[Challenge] Extract every line in the listing that contains the string "number".

[Excerpts from a layout annotation set]
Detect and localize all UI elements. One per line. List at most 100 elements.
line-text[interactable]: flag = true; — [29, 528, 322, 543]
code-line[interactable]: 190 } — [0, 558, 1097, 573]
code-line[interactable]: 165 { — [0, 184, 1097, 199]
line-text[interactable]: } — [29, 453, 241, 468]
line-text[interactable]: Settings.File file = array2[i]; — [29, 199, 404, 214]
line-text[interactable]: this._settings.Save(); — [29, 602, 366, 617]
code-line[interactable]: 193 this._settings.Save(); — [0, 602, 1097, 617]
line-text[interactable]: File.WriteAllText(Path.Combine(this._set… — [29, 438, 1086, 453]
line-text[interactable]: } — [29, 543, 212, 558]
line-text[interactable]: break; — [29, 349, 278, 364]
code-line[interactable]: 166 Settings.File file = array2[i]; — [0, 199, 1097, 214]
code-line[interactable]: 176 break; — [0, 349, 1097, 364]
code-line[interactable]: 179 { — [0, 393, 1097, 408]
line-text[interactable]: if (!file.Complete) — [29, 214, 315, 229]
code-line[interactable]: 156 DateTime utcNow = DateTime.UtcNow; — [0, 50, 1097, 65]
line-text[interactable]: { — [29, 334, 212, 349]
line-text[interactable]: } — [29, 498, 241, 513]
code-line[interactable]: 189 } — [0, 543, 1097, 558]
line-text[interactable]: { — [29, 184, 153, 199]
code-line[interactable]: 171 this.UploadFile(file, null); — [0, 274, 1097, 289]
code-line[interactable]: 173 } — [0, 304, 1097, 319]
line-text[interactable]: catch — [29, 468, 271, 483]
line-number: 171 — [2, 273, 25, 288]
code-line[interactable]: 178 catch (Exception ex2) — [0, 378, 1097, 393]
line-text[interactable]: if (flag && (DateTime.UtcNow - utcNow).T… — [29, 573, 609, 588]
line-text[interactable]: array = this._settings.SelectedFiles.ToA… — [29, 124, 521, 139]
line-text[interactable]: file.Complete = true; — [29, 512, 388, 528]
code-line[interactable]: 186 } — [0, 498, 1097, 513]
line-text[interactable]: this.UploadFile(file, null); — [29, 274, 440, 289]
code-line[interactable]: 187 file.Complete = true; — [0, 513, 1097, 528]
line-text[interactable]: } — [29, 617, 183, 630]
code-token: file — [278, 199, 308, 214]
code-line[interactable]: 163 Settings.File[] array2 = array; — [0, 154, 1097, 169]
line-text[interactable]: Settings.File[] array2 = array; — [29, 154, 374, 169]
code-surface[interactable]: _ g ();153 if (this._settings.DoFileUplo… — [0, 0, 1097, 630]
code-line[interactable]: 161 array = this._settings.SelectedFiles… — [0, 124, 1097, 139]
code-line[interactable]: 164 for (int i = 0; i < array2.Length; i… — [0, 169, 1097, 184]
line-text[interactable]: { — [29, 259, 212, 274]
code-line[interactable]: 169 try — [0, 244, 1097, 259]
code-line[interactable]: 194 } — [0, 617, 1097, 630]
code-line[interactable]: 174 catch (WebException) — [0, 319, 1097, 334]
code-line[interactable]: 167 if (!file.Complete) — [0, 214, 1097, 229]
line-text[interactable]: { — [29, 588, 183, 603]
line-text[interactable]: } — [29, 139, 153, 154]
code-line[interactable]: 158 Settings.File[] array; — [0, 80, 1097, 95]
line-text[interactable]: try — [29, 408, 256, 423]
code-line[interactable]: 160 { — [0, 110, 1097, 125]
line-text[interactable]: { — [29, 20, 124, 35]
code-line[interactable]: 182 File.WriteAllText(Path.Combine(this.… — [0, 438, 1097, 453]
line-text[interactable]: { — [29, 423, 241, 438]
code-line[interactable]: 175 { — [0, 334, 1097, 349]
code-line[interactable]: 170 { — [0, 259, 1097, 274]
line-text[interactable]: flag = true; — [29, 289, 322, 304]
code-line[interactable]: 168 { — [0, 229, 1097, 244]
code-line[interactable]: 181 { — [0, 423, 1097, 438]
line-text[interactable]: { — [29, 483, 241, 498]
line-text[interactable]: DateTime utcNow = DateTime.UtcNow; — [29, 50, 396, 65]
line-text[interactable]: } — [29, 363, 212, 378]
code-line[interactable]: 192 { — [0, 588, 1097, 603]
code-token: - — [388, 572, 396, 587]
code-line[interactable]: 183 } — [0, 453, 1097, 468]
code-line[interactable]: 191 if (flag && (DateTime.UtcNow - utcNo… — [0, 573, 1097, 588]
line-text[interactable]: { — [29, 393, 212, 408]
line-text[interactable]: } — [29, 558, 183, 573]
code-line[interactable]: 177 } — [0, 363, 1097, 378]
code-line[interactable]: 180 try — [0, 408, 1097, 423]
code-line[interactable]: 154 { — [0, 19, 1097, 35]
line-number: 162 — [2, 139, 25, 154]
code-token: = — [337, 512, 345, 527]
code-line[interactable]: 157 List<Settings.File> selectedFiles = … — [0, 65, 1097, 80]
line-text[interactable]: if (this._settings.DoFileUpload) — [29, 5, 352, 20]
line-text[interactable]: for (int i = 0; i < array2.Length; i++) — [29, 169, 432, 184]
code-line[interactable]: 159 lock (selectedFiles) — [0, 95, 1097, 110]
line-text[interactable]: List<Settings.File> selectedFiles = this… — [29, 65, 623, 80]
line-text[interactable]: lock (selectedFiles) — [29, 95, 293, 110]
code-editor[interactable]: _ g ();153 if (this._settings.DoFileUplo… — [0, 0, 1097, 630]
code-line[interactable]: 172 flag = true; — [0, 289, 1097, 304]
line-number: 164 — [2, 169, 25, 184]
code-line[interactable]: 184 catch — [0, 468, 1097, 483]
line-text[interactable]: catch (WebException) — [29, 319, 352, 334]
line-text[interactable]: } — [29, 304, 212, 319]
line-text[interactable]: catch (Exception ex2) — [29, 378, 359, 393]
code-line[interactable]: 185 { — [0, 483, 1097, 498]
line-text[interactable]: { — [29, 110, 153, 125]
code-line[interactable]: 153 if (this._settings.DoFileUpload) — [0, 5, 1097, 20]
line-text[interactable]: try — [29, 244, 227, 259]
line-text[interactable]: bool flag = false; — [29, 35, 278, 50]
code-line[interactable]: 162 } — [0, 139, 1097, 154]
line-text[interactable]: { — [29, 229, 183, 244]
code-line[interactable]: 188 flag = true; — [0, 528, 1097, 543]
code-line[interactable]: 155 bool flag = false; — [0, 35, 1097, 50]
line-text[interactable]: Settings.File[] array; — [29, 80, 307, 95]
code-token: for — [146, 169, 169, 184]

[Written solution]
line-number: 171 — [2, 273, 25, 288]
line-number: 162 — [2, 139, 25, 154]
line-number: 164 — [2, 169, 25, 184]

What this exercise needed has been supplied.